• **DATASET RECORDS**:
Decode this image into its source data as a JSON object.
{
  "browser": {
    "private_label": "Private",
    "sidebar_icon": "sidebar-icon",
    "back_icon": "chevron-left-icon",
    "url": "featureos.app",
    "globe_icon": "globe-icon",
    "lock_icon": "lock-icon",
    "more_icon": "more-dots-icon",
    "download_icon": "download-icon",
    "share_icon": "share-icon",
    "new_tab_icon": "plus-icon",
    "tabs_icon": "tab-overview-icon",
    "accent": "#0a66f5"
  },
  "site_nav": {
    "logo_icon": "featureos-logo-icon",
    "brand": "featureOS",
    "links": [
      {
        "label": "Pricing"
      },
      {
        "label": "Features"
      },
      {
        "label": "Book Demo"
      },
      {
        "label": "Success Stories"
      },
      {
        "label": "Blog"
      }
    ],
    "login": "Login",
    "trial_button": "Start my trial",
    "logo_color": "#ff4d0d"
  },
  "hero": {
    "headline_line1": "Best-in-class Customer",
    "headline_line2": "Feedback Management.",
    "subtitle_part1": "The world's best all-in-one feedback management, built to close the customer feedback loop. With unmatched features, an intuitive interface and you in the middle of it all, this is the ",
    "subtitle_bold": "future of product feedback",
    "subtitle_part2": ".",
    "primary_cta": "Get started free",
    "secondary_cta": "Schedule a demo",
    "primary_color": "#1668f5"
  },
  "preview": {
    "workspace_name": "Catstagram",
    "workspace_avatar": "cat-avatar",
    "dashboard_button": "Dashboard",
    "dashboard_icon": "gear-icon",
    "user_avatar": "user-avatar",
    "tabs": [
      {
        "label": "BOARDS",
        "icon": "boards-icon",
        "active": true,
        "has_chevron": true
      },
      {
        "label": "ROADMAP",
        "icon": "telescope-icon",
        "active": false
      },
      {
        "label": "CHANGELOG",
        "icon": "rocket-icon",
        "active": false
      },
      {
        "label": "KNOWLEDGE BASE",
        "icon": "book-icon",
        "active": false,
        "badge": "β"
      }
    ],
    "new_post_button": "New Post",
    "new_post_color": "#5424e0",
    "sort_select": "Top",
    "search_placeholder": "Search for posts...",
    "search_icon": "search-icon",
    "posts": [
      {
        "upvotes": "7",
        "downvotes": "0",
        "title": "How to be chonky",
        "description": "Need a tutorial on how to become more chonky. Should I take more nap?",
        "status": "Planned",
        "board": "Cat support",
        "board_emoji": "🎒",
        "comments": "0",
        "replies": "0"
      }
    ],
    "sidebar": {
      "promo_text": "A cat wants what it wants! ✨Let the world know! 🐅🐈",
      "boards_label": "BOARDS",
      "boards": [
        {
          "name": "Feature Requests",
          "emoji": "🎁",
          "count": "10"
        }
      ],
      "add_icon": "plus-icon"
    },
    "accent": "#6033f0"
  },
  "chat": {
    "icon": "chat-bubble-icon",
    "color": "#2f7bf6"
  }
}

• **WRITTEN EXERCISE**: Transcribe each entry exactly.

• **EXERCISE SOLUTION**:
Decode this image into its source data as a JSON object.
{
  "browser": {
    "private_label": "Private",
    "sidebar_icon": "sidebar-icon",
    "back_icon": "chevron-left-icon",
    "url": "featureos.app",
    "globe_icon": "globe-icon",
    "lock_icon": "lock-icon",
    "more_icon": "more-dots-icon",
    "download_icon": "download-icon",
    "share_icon": "share-icon",
    "new_tab_icon": "plus-icon",
    "tabs_icon": "tab-overview-icon",
    "accent": "#0a66f5"
  },
  "site_nav": {
    "logo_icon": "featureos-logo-icon",
    "brand": "featureOS",
    "links": [
      {
        "label": "Pricing"
      },
      {
        "label": "Features"
      },
      {
        "label": "Book Demo"
      },
      {
        "label": "Success Stories"
      },
      {
        "label": "Blog"
      }
    ],
    "login": "Login",
    "trial_button": "Start my trial",
    "logo_color": "#ff4d0d"
  },
  "hero": {
    "headline_line1": "Best-in-class Customer",
    "headline_line2": "Feedback Management.",
    "subtitle_part1": "The world's best all-in-one feedback management, built to close the customer feedback loop. With unmatched features, an intuitive interface and you in the middle of it all, this is the ",
    "subtitle_bold": "future of product feedback",
    "subtitle_part2": ".",
    "primary_cta": "Get started free",
    "secondary_cta": "Schedule a demo",
    "primary_color": "#1668f5"
  },
  "preview": {
    "workspace_name": "Catstagram",
    "workspace_avatar": "cat-avatar",
    "dashboard_button": "Dashboard",
    "dashboard_icon": "gear-icon",
    "user_avatar": "user-avatar",
    "tabs": [
      {
        "label": "BOARDS",
        "icon": "boards-icon",
        "active": true,
        "has_chevron": true
      },
      {
        "label": "ROADMAP",
        "icon": "telescope-icon",
        "active": false
      },
      {
        "label": "CHANGELOG",
        "icon": "rocket-icon",
        "active": false
      },
      {
        "label": "KNOWLEDGE BASE",
        "icon": "book-icon",
        "active": false,
        "badge": "β"
      }
    ],
    "new_post_button": "New Post",
    "new_post_color": "#5424e0",
    "sort_select": "Top",
    "search_placeholder": "Search for posts...",
    "search_icon": "search-icon",
    "posts": [
      {
        "upvotes": "7",
        "downvotes": "0",
        "title": "How to be chonky",
        "description": "Need a tutorial on how to become more chonky. Should I take more nap?",
        "status": "Planned",
        "board": "Cat support",
        "board_emoji": "🎒",
        "comments": "0",
        "replies": "0"
      }
    ],
    "sidebar": {
      "promo_text": "A cat wants what it wants! ✨Let the world know! 🐅🐈",
      "boards_label": "BOARDS",
      "boards": [
        {
          "name": "Feature Requests",
          "emoji": "🎁",
          "count": "10"
        }
      ],
      "add_icon": "plus-icon"
    },
    "accent": "#6033f0"
  },
  "chat": {
    "icon": "chat-bubble-icon",
    "color": "#2f7bf6"
  }
}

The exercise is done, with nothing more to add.